Emit the entire listing verbatim.
[START Task inputs]
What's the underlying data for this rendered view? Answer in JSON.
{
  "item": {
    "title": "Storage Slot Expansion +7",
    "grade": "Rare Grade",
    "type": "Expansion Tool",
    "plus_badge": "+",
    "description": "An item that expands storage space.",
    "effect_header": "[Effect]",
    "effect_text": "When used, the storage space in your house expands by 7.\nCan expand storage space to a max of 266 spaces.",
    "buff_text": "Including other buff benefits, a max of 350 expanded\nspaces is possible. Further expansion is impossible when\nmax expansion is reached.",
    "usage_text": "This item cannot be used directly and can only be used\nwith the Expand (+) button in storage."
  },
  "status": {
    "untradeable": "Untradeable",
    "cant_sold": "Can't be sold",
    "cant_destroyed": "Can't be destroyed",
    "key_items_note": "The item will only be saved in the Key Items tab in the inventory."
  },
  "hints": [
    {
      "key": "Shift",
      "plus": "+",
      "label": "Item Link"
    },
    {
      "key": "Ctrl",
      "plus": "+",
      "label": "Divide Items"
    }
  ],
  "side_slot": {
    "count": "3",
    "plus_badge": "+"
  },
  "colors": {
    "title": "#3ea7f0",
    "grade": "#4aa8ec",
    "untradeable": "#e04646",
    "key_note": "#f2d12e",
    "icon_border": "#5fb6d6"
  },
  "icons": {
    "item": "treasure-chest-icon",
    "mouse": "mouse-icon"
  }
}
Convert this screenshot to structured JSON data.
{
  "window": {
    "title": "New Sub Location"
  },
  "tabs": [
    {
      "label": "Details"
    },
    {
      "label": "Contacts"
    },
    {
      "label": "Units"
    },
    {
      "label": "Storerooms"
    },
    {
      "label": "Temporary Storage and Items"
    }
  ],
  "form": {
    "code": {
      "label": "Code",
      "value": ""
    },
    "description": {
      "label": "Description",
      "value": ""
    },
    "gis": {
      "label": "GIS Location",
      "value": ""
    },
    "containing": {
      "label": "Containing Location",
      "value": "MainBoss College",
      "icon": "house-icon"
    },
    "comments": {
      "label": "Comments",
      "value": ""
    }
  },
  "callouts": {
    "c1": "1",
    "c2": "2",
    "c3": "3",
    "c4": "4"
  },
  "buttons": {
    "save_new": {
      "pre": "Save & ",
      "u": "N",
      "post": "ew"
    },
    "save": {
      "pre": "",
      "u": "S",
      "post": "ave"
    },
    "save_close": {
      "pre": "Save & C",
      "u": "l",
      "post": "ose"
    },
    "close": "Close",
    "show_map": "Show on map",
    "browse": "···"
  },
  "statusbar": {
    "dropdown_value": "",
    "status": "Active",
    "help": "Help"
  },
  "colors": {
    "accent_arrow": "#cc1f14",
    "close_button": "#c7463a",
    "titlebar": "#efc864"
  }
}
[END Task inputs]
#### Task result:
What's the underlying data for this rendered view? Answer in JSON.
{
  "item": {
    "title": "Storage Slot Expansion +7",
    "grade": "Rare Grade",
    "type": "Expansion Tool",
    "plus_badge": "+",
    "description": "An item that expands storage space.",
    "effect_header": "[Effect]",
    "effect_text": "When used, the storage space in your house expands by 7.\nCan expand storage space to a max of 266 spaces.",
    "buff_text": "Including other buff benefits, a max of 350 expanded\nspaces is possible. Further expansion is impossible when\nmax expansion is reached.",
    "usage_text": "This item cannot be used directly and can only be used\nwith the Expand (+) button in storage."
  },
  "status": {
    "untradeable": "Untradeable",
    "cant_sold": "Can't be sold",
    "cant_destroyed": "Can't be destroyed",
    "key_items_note": "The item will only be saved in the Key Items tab in the inventory."
  },
  "hints": [
    {
      "key": "Shift",
      "plus": "+",
      "label": "Item Link"
    },
    {
      "key": "Ctrl",
      "plus": "+",
      "label": "Divide Items"
    }
  ],
  "side_slot": {
    "count": "3",
    "plus_badge": "+"
  },
  "colors": {
    "title": "#3ea7f0",
    "grade": "#4aa8ec",
    "untradeable": "#e04646",
    "key_note": "#f2d12e",
    "icon_border": "#5fb6d6"
  },
  "icons": {
    "item": "treasure-chest-icon",
    "mouse": "mouse-icon"
  }
}
Convert this screenshot to structured JSON data.
{
  "window": {
    "title": "New Sub Location"
  },
  "tabs": [
    {
      "label": "Details"
    },
    {
      "label": "Contacts"
    },
    {
      "label": "Units"
    },
    {
      "label": "Storerooms"
    },
    {
      "label": "Temporary Storage and Items"
    }
  ],
  "form": {
    "code": {
      "label": "Code",
      "value": ""
    },
    "description": {
      "label": "Description",
      "value": ""
    },
    "gis": {
      "label": "GIS Location",
      "value": ""
    },
    "containing": {
      "label": "Containing Location",
      "value": "MainBoss College",
      "icon": "house-icon"
    },
    "comments": {
      "label": "Comments",
      "value": ""
    }
  },
  "callouts": {
    "c1": "1",
    "c2": "2",
    "c3": "3",
    "c4": "4"
  },
  "buttons": {
    "save_new": {
      "pre": "Save & ",
      "u": "N",
      "post": "ew"
    },
    "save": {
      "pre": "",
      "u": "S",
      "post": "ave"
    },
    "save_close": {
      "pre": "Save & C",
      "u": "l",
      "post": "ose"
    },
    "close": "Close",
    "show_map": "Show on map",
    "browse": "···"
  },
  "statusbar": {
    "dropdown_value": "",
    "status": "Active",
    "help": "Help"
  },
  "colors": {
    "accent_arrow": "#cc1f14",
    "close_button": "#c7463a",
    "titlebar": "#efc864"
  }
}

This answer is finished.